# Exercise goal:
Images are not part of the copy; transcribe all the data exactly.
>> begin Supplied data
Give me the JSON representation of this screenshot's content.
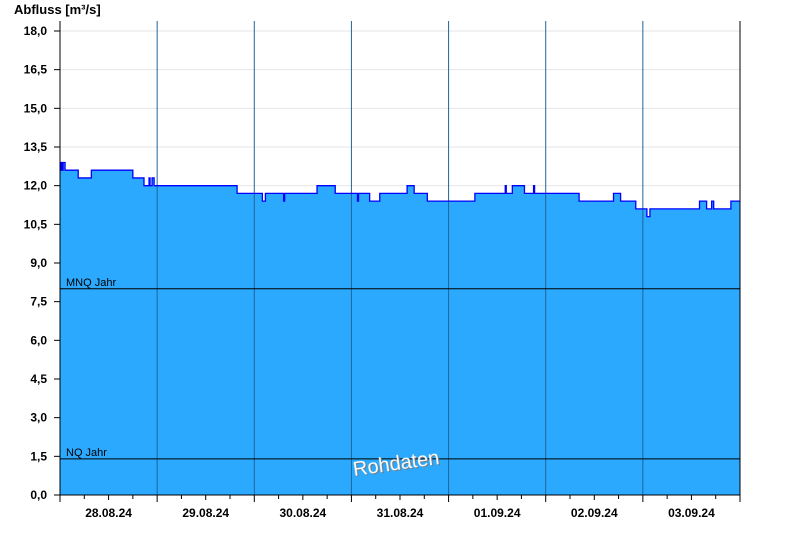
{
  "chart_data": {
    "type": "area",
    "ylabel": "Abfluss [m³/s]",
    "ylim": [
      0,
      18
    ],
    "yticks": [
      "0,0",
      "1,5",
      "3,0",
      "4,5",
      "6,0",
      "7,5",
      "9,0",
      "10,5",
      "12,0",
      "13,5",
      "15,0",
      "16,5",
      "18,0"
    ],
    "xlim": [
      "28.08.24 00:00",
      "04.09.24 00:00"
    ],
    "xticks": [
      "28.08.24",
      "29.08.24",
      "30.08.24",
      "31.08.24",
      "01.09.24",
      "02.09.24",
      "03.09.24"
    ],
    "grid": true,
    "watermark": "Rohdaten",
    "fill_color": "#2aa9ff",
    "line_color": "#0000ff",
    "reference_lines": [
      {
        "label": "MNQ Jahr",
        "value": 8.0
      },
      {
        "label": "NQ Jahr",
        "value": 1.4
      }
    ],
    "series": [
      {
        "step": true,
        "points": [
          [
            "28.08.24 00:00",
            12.6
          ],
          [
            "28.08.24 00:15",
            12.9
          ],
          [
            "28.08.24 00:30",
            12.6
          ],
          [
            "28.08.24 00:45",
            12.9
          ],
          [
            "28.08.24 01:15",
            12.6
          ],
          [
            "28.08.24 04:30",
            12.3
          ],
          [
            "28.08.24 07:45",
            12.6
          ],
          [
            "28.08.24 18:00",
            12.3
          ],
          [
            "28.08.24 20:45",
            12.0
          ],
          [
            "28.08.24 22:00",
            12.3
          ],
          [
            "28.08.24 22:15",
            12.0
          ],
          [
            "28.08.24 22:45",
            12.3
          ],
          [
            "28.08.24 23:15",
            12.0
          ],
          [
            "29.08.24 19:45",
            11.7
          ],
          [
            "30.08.24 02:00",
            11.4
          ],
          [
            "30.08.24 02:45",
            11.7
          ],
          [
            "30.08.24 07:15",
            11.4
          ],
          [
            "30.08.24 07:30",
            11.7
          ],
          [
            "30.08.24 15:30",
            12.0
          ],
          [
            "30.08.24 20:00",
            11.7
          ],
          [
            "31.08.24 01:30",
            11.4
          ],
          [
            "31.08.24 01:45",
            11.7
          ],
          [
            "31.08.24 04:30",
            11.4
          ],
          [
            "31.08.24 07:00",
            11.7
          ],
          [
            "31.08.24 13:45",
            12.0
          ],
          [
            "31.08.24 15:30",
            11.7
          ],
          [
            "31.08.24 18:45",
            11.4
          ],
          [
            "01.09.24 06:30",
            11.7
          ],
          [
            "01.09.24 14:00",
            12.0
          ],
          [
            "01.09.24 14:15",
            11.7
          ],
          [
            "01.09.24 15:45",
            12.0
          ],
          [
            "01.09.24 18:45",
            11.7
          ],
          [
            "01.09.24 21:00",
            12.0
          ],
          [
            "01.09.24 21:15",
            11.7
          ],
          [
            "02.09.24 08:15",
            11.4
          ],
          [
            "02.09.24 16:45",
            11.7
          ],
          [
            "02.09.24 18:30",
            11.4
          ],
          [
            "02.09.24 22:15",
            11.1
          ],
          [
            "03.09.24 01:00",
            10.8
          ],
          [
            "03.09.24 01:45",
            11.1
          ],
          [
            "03.09.24 14:00",
            11.4
          ],
          [
            "03.09.24 15:45",
            11.1
          ],
          [
            "03.09.24 17:00",
            11.4
          ],
          [
            "03.09.24 17:30",
            11.1
          ],
          [
            "03.09.24 21:45",
            11.4
          ],
          [
            "04.09.24 00:00",
            11.4
          ]
        ]
      }
    ]
  }
}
>> end Supplied data
# Correct answer:
Give me the JSON representation of this screenshot's content.
{
  "chart_data": {
    "type": "area",
    "ylabel": "Abfluss [m³/s]",
    "ylim": [
      0,
      18
    ],
    "yticks": [
      "0,0",
      "1,5",
      "3,0",
      "4,5",
      "6,0",
      "7,5",
      "9,0",
      "10,5",
      "12,0",
      "13,5",
      "15,0",
      "16,5",
      "18,0"
    ],
    "xlim": [
      "28.08.24 00:00",
      "04.09.24 00:00"
    ],
    "xticks": [
      "28.08.24",
      "29.08.24",
      "30.08.24",
      "31.08.24",
      "01.09.24",
      "02.09.24",
      "03.09.24"
    ],
    "grid": true,
    "watermark": "Rohdaten",
    "fill_color": "#2aa9ff",
    "line_color": "#0000ff",
    "reference_lines": [
      {
        "label": "MNQ Jahr",
        "value": 8.0
      },
      {
        "label": "NQ Jahr",
        "value": 1.4
      }
    ],
    "series": [
      {
        "step": true,
        "points": [
          [
            "28.08.24 00:00",
            12.6
          ],
          [
            "28.08.24 00:15",
            12.9
          ],
          [
            "28.08.24 00:30",
            12.6
          ],
          [
            "28.08.24 00:45",
            12.9
          ],
          [
            "28.08.24 01:15",
            12.6
          ],
          [
            "28.08.24 04:30",
            12.3
          ],
          [
            "28.08.24 07:45",
            12.6
          ],
          [
            "28.08.24 18:00",
            12.3
          ],
          [
            "28.08.24 20:45",
            12.0
          ],
          [
            "28.08.24 22:00",
            12.3
          ],
          [
            "28.08.24 22:15",
            12.0
          ],
          [
            "28.08.24 22:45",
            12.3
          ],
          [
            "28.08.24 23:15",
            12.0
          ],
          [
            "29.08.24 19:45",
            11.7
          ],
          [
            "30.08.24 02:00",
            11.4
          ],
          [
            "30.08.24 02:45",
            11.7
          ],
          [
            "30.08.24 07:15",
            11.4
          ],
          [
            "30.08.24 07:30",
            11.7
          ],
          [
            "30.08.24 15:30",
            12.0
          ],
          [
            "30.08.24 20:00",
            11.7
          ],
          [
            "31.08.24 01:30",
            11.4
          ],
          [
            "31.08.24 01:45",
            11.7
          ],
          [
            "31.08.24 04:30",
            11.4
          ],
          [
            "31.08.24 07:00",
            11.7
          ],
          [
            "31.08.24 13:45",
            12.0
          ],
          [
            "31.08.24 15:30",
            11.7
          ],
          [
            "31.08.24 18:45",
            11.4
          ],
          [
            "01.09.24 06:30",
            11.7
          ],
          [
            "01.09.24 14:00",
            12.0
          ],
          [
            "01.09.24 14:15",
            11.7
          ],
          [
            "01.09.24 15:45",
            12.0
          ],
          [
            "01.09.24 18:45",
            11.7
          ],
          [
            "01.09.24 21:00",
            12.0
          ],
          [
            "01.09.24 21:15",
            11.7
          ],
          [
            "02.09.24 08:15",
            11.4
          ],
          [
            "02.09.24 16:45",
            11.7
          ],
          [
            "02.09.24 18:30",
            11.4
          ],
          [
            "02.09.24 22:15",
            11.1
          ],
          [
            "03.09.24 01:00",
            10.8
          ],
          [
            "03.09.24 01:45",
            11.1
          ],
          [
            "03.09.24 14:00",
            11.4
          ],
          [
            "03.09.24 15:45",
            11.1
          ],
          [
            "03.09.24 17:00",
            11.4
          ],
          [
            "03.09.24 17:30",
            11.1
          ],
          [
            "03.09.24 21:45",
            11.4
          ],
          [
            "04.09.24 00:00",
            11.4
          ]
        ]
      }
    ]
  }
}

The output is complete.